### WHAT IS BEING ASKED
Copy the material below line for line, leaving out the pictures.

--- Start of INPUT RECORDS ---

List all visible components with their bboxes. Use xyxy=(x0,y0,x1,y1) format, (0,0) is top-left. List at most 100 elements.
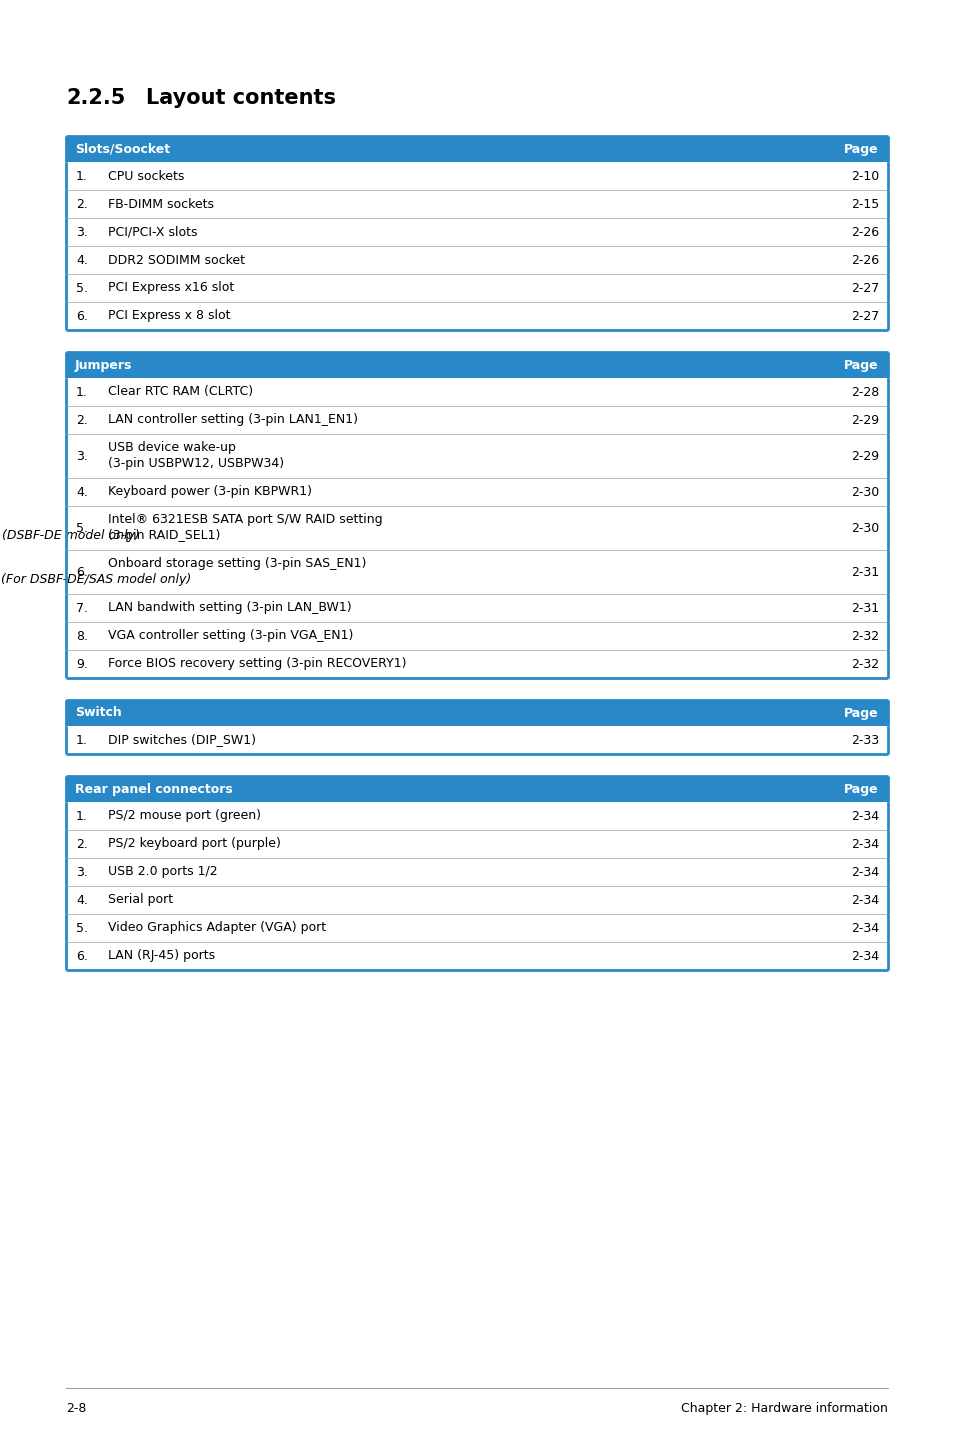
Text: PS/2 mouse port (green): PS/2 mouse port (green) xyxy=(108,810,261,823)
Text: 5.: 5. xyxy=(76,522,88,535)
Text: Clear RTC RAM (CLRTC): Clear RTC RAM (CLRTC) xyxy=(108,385,253,398)
Text: 2-34: 2-34 xyxy=(850,949,878,962)
Text: 2-26: 2-26 xyxy=(850,253,878,266)
Text: PCI Express x16 slot: PCI Express x16 slot xyxy=(108,282,234,295)
Bar xyxy=(66,549,887,594)
Bar xyxy=(66,219,887,246)
Text: 6.: 6. xyxy=(76,565,88,578)
Text: 2-29: 2-29 xyxy=(850,450,878,463)
Bar xyxy=(66,777,887,802)
Text: 3.: 3. xyxy=(76,450,88,463)
Bar xyxy=(66,650,887,677)
Text: 6.: 6. xyxy=(76,309,88,322)
Text: Intel® 6321ESB SATA port S/W RAID setting: Intel® 6321ESB SATA port S/W RAID settin… xyxy=(108,513,382,526)
Text: DIP switches (DIP_SW1): DIP switches (DIP_SW1) xyxy=(108,733,255,746)
Text: Rear panel connectors: Rear panel connectors xyxy=(75,782,233,795)
Text: Page: Page xyxy=(843,706,878,719)
Text: 2-32: 2-32 xyxy=(850,630,878,643)
Text: USB 2.0 ports 1/2: USB 2.0 ports 1/2 xyxy=(108,866,217,879)
Text: 5.: 5. xyxy=(76,922,88,935)
Bar xyxy=(66,162,887,190)
Text: 2-34: 2-34 xyxy=(850,893,878,906)
Bar xyxy=(66,506,887,549)
Text: (3-pin RAID_SEL1): (3-pin RAID_SEL1) xyxy=(108,529,224,542)
Bar xyxy=(66,915,887,942)
Text: Switch: Switch xyxy=(75,706,122,719)
Text: 2-31: 2-31 xyxy=(850,565,878,578)
Text: PCI/PCI-X slots: PCI/PCI-X slots xyxy=(108,226,197,239)
Text: 2.2.5: 2.2.5 xyxy=(66,88,125,108)
Text: Force BIOS recovery setting (3-pin RECOVERY1): Force BIOS recovery setting (3-pin RECOV… xyxy=(108,657,406,670)
Text: Video Graphics Adapter (VGA) port: Video Graphics Adapter (VGA) port xyxy=(108,922,326,935)
Text: Page: Page xyxy=(843,782,878,795)
Text: LAN (RJ-45) ports: LAN (RJ-45) ports xyxy=(108,949,214,962)
Bar xyxy=(66,477,887,506)
Text: USB device wake-up: USB device wake-up xyxy=(108,441,235,454)
Bar xyxy=(66,246,887,275)
Bar xyxy=(66,275,887,302)
Text: VGA controller setting (3-pin VGA_EN1): VGA controller setting (3-pin VGA_EN1) xyxy=(108,630,353,643)
Text: 3.: 3. xyxy=(76,866,88,879)
Text: 2-27: 2-27 xyxy=(850,309,878,322)
Text: 4.: 4. xyxy=(76,253,88,266)
Text: 2-30: 2-30 xyxy=(850,486,878,499)
Text: (DSBF-DE model only): (DSBF-DE model only) xyxy=(2,529,140,542)
Text: 2-33: 2-33 xyxy=(850,733,878,746)
Text: 8.: 8. xyxy=(76,630,88,643)
Text: 5.: 5. xyxy=(76,282,88,295)
Text: 2-31: 2-31 xyxy=(850,601,878,614)
Text: Keyboard power (3-pin KBPWR1): Keyboard power (3-pin KBPWR1) xyxy=(108,486,312,499)
Text: PCI Express x 8 slot: PCI Express x 8 slot xyxy=(108,309,231,322)
Text: 2-34: 2-34 xyxy=(850,837,878,850)
Text: 3.: 3. xyxy=(76,226,88,239)
Text: 1.: 1. xyxy=(76,810,88,823)
Text: 2.: 2. xyxy=(76,837,88,850)
Text: (For DSBF-DE/SAS model only): (For DSBF-DE/SAS model only) xyxy=(1,574,192,587)
Bar xyxy=(66,802,887,830)
Text: 6.: 6. xyxy=(76,949,88,962)
Bar xyxy=(66,623,887,650)
Bar xyxy=(66,726,887,754)
Bar xyxy=(66,352,887,378)
Text: 2-8: 2-8 xyxy=(66,1402,87,1415)
Text: Onboard storage setting (3-pin SAS_EN1): Onboard storage setting (3-pin SAS_EN1) xyxy=(108,558,366,571)
Bar xyxy=(66,378,887,406)
Text: DDR2 SODIMM socket: DDR2 SODIMM socket xyxy=(108,253,245,266)
Text: 2-10: 2-10 xyxy=(850,170,878,183)
Text: 2-30: 2-30 xyxy=(850,522,878,535)
Text: 2-29: 2-29 xyxy=(850,414,878,427)
Text: 2.: 2. xyxy=(76,414,88,427)
Text: 2-26: 2-26 xyxy=(850,226,878,239)
Text: Page: Page xyxy=(843,142,878,155)
Text: Jumpers: Jumpers xyxy=(75,358,132,371)
Bar xyxy=(66,830,887,858)
Bar xyxy=(66,942,887,971)
Text: 1.: 1. xyxy=(76,170,88,183)
Text: FB-DIMM sockets: FB-DIMM sockets xyxy=(108,197,213,210)
Bar xyxy=(66,137,887,162)
Bar xyxy=(66,858,887,886)
Text: 9.: 9. xyxy=(76,657,88,670)
Bar xyxy=(66,594,887,623)
Bar xyxy=(66,302,887,329)
Text: Chapter 2: Hardware information: Chapter 2: Hardware information xyxy=(680,1402,887,1415)
Text: LAN controller setting (3-pin LAN1_EN1): LAN controller setting (3-pin LAN1_EN1) xyxy=(108,414,357,427)
Text: 2-32: 2-32 xyxy=(850,657,878,670)
Text: 7.: 7. xyxy=(76,601,88,614)
Text: Layout contents: Layout contents xyxy=(146,88,335,108)
Text: 1.: 1. xyxy=(76,385,88,398)
Text: 2-34: 2-34 xyxy=(850,922,878,935)
Text: PS/2 keyboard port (purple): PS/2 keyboard port (purple) xyxy=(108,837,280,850)
Text: 2-15: 2-15 xyxy=(850,197,878,210)
Text: Serial port: Serial port xyxy=(108,893,172,906)
Text: 4.: 4. xyxy=(76,486,88,499)
Text: 1.: 1. xyxy=(76,733,88,746)
Text: LAN bandwith setting (3-pin LAN_BW1): LAN bandwith setting (3-pin LAN_BW1) xyxy=(108,601,352,614)
Bar xyxy=(66,434,887,477)
Text: Page: Page xyxy=(843,358,878,371)
Text: 2-28: 2-28 xyxy=(850,385,878,398)
Text: CPU sockets: CPU sockets xyxy=(108,170,184,183)
Bar xyxy=(66,406,887,434)
Text: 2-34: 2-34 xyxy=(850,866,878,879)
Text: 2-27: 2-27 xyxy=(850,282,878,295)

--- End of INPUT RECORDS ---

### WRITTEN REPLY
List all visible components with their bboxes. Use xyxy=(x0,y0,x1,y1) format, (0,0) is top-left. List at most 100 elements.
Text: PS/2 mouse port (green): PS/2 mouse port (green) xyxy=(108,810,261,823)
Text: 5.: 5. xyxy=(76,522,88,535)
Text: Clear RTC RAM (CLRTC): Clear RTC RAM (CLRTC) xyxy=(108,385,253,398)
Text: 2-34: 2-34 xyxy=(850,949,878,962)
Text: 2-26: 2-26 xyxy=(850,253,878,266)
Text: PCI Express x16 slot: PCI Express x16 slot xyxy=(108,282,234,295)
Bar xyxy=(66,549,887,594)
Bar xyxy=(66,219,887,246)
Text: 6.: 6. xyxy=(76,565,88,578)
Text: 2-29: 2-29 xyxy=(850,450,878,463)
Bar xyxy=(66,777,887,802)
Text: 3.: 3. xyxy=(76,450,88,463)
Bar xyxy=(66,650,887,677)
Text: 6.: 6. xyxy=(76,309,88,322)
Text: Intel® 6321ESB SATA port S/W RAID setting: Intel® 6321ESB SATA port S/W RAID settin… xyxy=(108,513,382,526)
Text: DIP switches (DIP_SW1): DIP switches (DIP_SW1) xyxy=(108,733,255,746)
Text: Rear panel connectors: Rear panel connectors xyxy=(75,782,233,795)
Text: Page: Page xyxy=(843,706,878,719)
Text: 2-32: 2-32 xyxy=(850,630,878,643)
Text: USB 2.0 ports 1/2: USB 2.0 ports 1/2 xyxy=(108,866,217,879)
Text: 5.: 5. xyxy=(76,922,88,935)
Bar xyxy=(66,162,887,190)
Text: 2-34: 2-34 xyxy=(850,893,878,906)
Bar xyxy=(66,506,887,549)
Text: (3-pin RAID_SEL1): (3-pin RAID_SEL1) xyxy=(108,529,224,542)
Bar xyxy=(66,915,887,942)
Text: Switch: Switch xyxy=(75,706,122,719)
Text: 2-31: 2-31 xyxy=(850,565,878,578)
Text: PCI/PCI-X slots: PCI/PCI-X slots xyxy=(108,226,197,239)
Text: 2.2.5: 2.2.5 xyxy=(66,88,125,108)
Text: Force BIOS recovery setting (3-pin RECOVERY1): Force BIOS recovery setting (3-pin RECOV… xyxy=(108,657,406,670)
Text: Video Graphics Adapter (VGA) port: Video Graphics Adapter (VGA) port xyxy=(108,922,326,935)
Text: Page: Page xyxy=(843,782,878,795)
Text: LAN (RJ-45) ports: LAN (RJ-45) ports xyxy=(108,949,214,962)
Bar xyxy=(66,477,887,506)
Text: USB device wake-up: USB device wake-up xyxy=(108,441,235,454)
Bar xyxy=(66,246,887,275)
Bar xyxy=(66,275,887,302)
Text: VGA controller setting (3-pin VGA_EN1): VGA controller setting (3-pin VGA_EN1) xyxy=(108,630,353,643)
Text: 3.: 3. xyxy=(76,866,88,879)
Text: 2-27: 2-27 xyxy=(850,309,878,322)
Text: 4.: 4. xyxy=(76,253,88,266)
Text: 2-30: 2-30 xyxy=(850,486,878,499)
Text: (DSBF-DE model only): (DSBF-DE model only) xyxy=(2,529,140,542)
Text: 2-33: 2-33 xyxy=(850,733,878,746)
Text: 8.: 8. xyxy=(76,630,88,643)
Text: 5.: 5. xyxy=(76,282,88,295)
Text: 2-31: 2-31 xyxy=(850,601,878,614)
Text: Keyboard power (3-pin KBPWR1): Keyboard power (3-pin KBPWR1) xyxy=(108,486,312,499)
Text: PCI Express x 8 slot: PCI Express x 8 slot xyxy=(108,309,231,322)
Text: 2-34: 2-34 xyxy=(850,837,878,850)
Text: 3.: 3. xyxy=(76,226,88,239)
Text: 1.: 1. xyxy=(76,810,88,823)
Text: 2.: 2. xyxy=(76,837,88,850)
Text: (For DSBF-DE/SAS model only): (For DSBF-DE/SAS model only) xyxy=(1,574,192,587)
Bar xyxy=(66,802,887,830)
Text: 6.: 6. xyxy=(76,949,88,962)
Bar xyxy=(66,623,887,650)
Bar xyxy=(66,726,887,754)
Bar xyxy=(66,352,887,378)
Text: 2-8: 2-8 xyxy=(66,1402,87,1415)
Text: Onboard storage setting (3-pin SAS_EN1): Onboard storage setting (3-pin SAS_EN1) xyxy=(108,558,366,571)
Bar xyxy=(66,378,887,406)
Text: DDR2 SODIMM socket: DDR2 SODIMM socket xyxy=(108,253,245,266)
Text: 2-10: 2-10 xyxy=(850,170,878,183)
Text: 2-30: 2-30 xyxy=(850,522,878,535)
Text: 2-29: 2-29 xyxy=(850,414,878,427)
Text: 2.: 2. xyxy=(76,414,88,427)
Text: 2-26: 2-26 xyxy=(850,226,878,239)
Text: Page: Page xyxy=(843,142,878,155)
Text: Jumpers: Jumpers xyxy=(75,358,132,371)
Bar xyxy=(66,830,887,858)
Bar xyxy=(66,942,887,971)
Text: 1.: 1. xyxy=(76,170,88,183)
Text: FB-DIMM sockets: FB-DIMM sockets xyxy=(108,197,213,210)
Bar xyxy=(66,137,887,162)
Bar xyxy=(66,858,887,886)
Text: 9.: 9. xyxy=(76,657,88,670)
Bar xyxy=(66,594,887,623)
Bar xyxy=(66,302,887,329)
Text: Chapter 2: Hardware information: Chapter 2: Hardware information xyxy=(680,1402,887,1415)
Text: LAN controller setting (3-pin LAN1_EN1): LAN controller setting (3-pin LAN1_EN1) xyxy=(108,414,357,427)
Text: 2-32: 2-32 xyxy=(850,657,878,670)
Text: 7.: 7. xyxy=(76,601,88,614)
Text: Layout contents: Layout contents xyxy=(146,88,335,108)
Text: 1.: 1. xyxy=(76,385,88,398)
Text: 2-34: 2-34 xyxy=(850,922,878,935)
Text: PS/2 keyboard port (purple): PS/2 keyboard port (purple) xyxy=(108,837,280,850)
Text: 2-15: 2-15 xyxy=(850,197,878,210)
Text: Serial port: Serial port xyxy=(108,893,172,906)
Text: 4.: 4. xyxy=(76,486,88,499)
Text: 1.: 1. xyxy=(76,733,88,746)
Text: LAN bandwith setting (3-pin LAN_BW1): LAN bandwith setting (3-pin LAN_BW1) xyxy=(108,601,352,614)
Bar xyxy=(66,434,887,477)
Text: Page: Page xyxy=(843,358,878,371)
Text: 2-28: 2-28 xyxy=(850,385,878,398)
Text: CPU sockets: CPU sockets xyxy=(108,170,184,183)
Bar xyxy=(66,406,887,434)
Text: 2-34: 2-34 xyxy=(850,866,878,879)
Text: 2-27: 2-27 xyxy=(850,282,878,295)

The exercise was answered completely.